STATED PROBLEM: Return each line of the records with nothing changed, pictures excepted.

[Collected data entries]

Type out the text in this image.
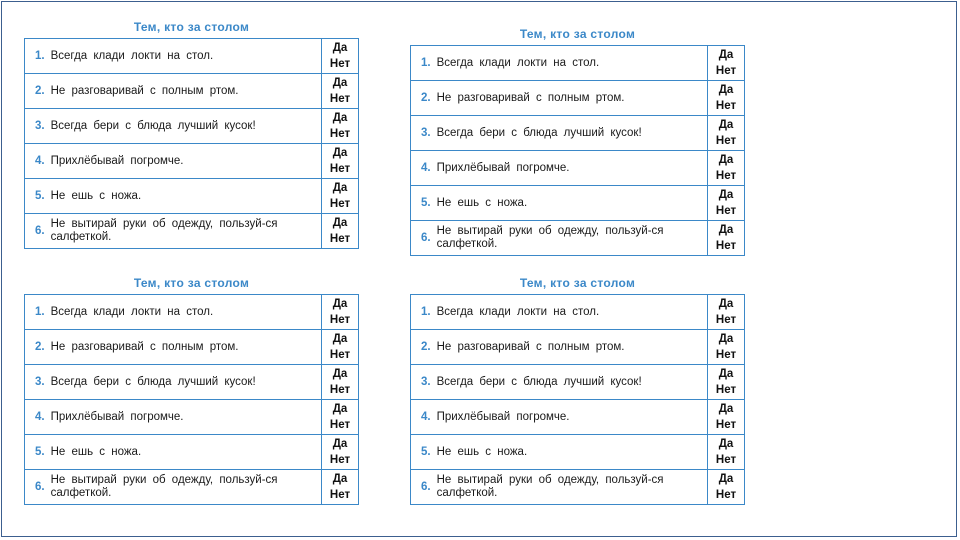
Тем, кто за столом
1. Всегда клади локти на стол.
Да
Нет
2. Не разговаривай с полным ртом.
Да
Нет
3. Всегда бери с блюда лучший кусок!
Да
Нет
4. Прихлёбывай погромче.
Да
Нет
5. Не ешь с ножа.
Да
Нет
6.
Не вытирай руки об одежду, пользуй-ся салфеткой.
Да
Нет
Тем, кто за столом
1. Всегда клади локти на стол.
Да
Нет
2. Не разговаривай с полным ртом.
Да
Нет
3. Всегда бери с блюда лучший кусок!
Да
Нет
4. Прихлёбывай погромче.
Да
Нет
5. Не ешь с ножа.
Да
Нет
6.
Не вытирай руки об одежду, пользуй-ся салфеткой.
Да
Нет
Тем, кто за столом
1. Всегда клади локти на стол.
Да
Нет
2. Не разговаривай с полным ртом.
Да
Нет
3. Всегда бери с блюда лучший кусок!
Да
Нет
4. Прихлёбывай погромче.
Да
Нет
5. Не ешь с ножа.
Да
Нет
6.
Не вытирай руки об одежду, пользуй-ся салфеткой.
Да
Нет
Тем, кто за столом
1. Всегда клади локти на стол.
Да
Нет
2. Не разговаривай с полным ртом.
Да
Нет
3. Всегда бери с блюда лучший кусок!
Да
Нет
4. Прихлёбывай погромче.
Да
Нет
5. Не ешь с ножа.
Да
Нет
6.
Не вытирай руки об одежду, пользуй-ся салфеткой.
Да
Нет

REPLY TO THE EXERCISE:
Type out the text in this image.
Тем, кто за столом
1. Всегда клади локти на стол.
Да
Нет
2. Не разговаривай с полным ртом.
Да
Нет
3. Всегда бери с блюда лучший кусок!
Да
Нет
4. Прихлёбывай погромче.
Да
Нет
5. Не ешь с ножа.
Да
Нет
6.
Не вытирай руки об одежду, пользуй-ся салфеткой.
Да
Нет
Тем, кто за столом
1. Всегда клади локти на стол.
Да
Нет
2. Не разговаривай с полным ртом.
Да
Нет
3. Всегда бери с блюда лучший кусок!
Да
Нет
4. Прихлёбывай погромче.
Да
Нет
5. Не ешь с ножа.
Да
Нет
6.
Не вытирай руки об одежду, пользуй-ся салфеткой.
Да
Нет
Тем, кто за столом
1. Всегда клади локти на стол.
Да
Нет
2. Не разговаривай с полным ртом.
Да
Нет
3. Всегда бери с блюда лучший кусок!
Да
Нет
4. Прихлёбывай погромче.
Да
Нет
5. Не ешь с ножа.
Да
Нет
6.
Не вытирай руки об одежду, пользуй-ся салфеткой.
Да
Нет
Тем, кто за столом
1. Всегда клади локти на стол.
Да
Нет
2. Не разговаривай с полным ртом.
Да
Нет
3. Всегда бери с блюда лучший кусок!
Да
Нет
4. Прихлёбывай погромче.
Да
Нет
5. Не ешь с ножа.
Да
Нет
6.
Не вытирай руки об одежду, пользуй-ся салфеткой.
Да
Нет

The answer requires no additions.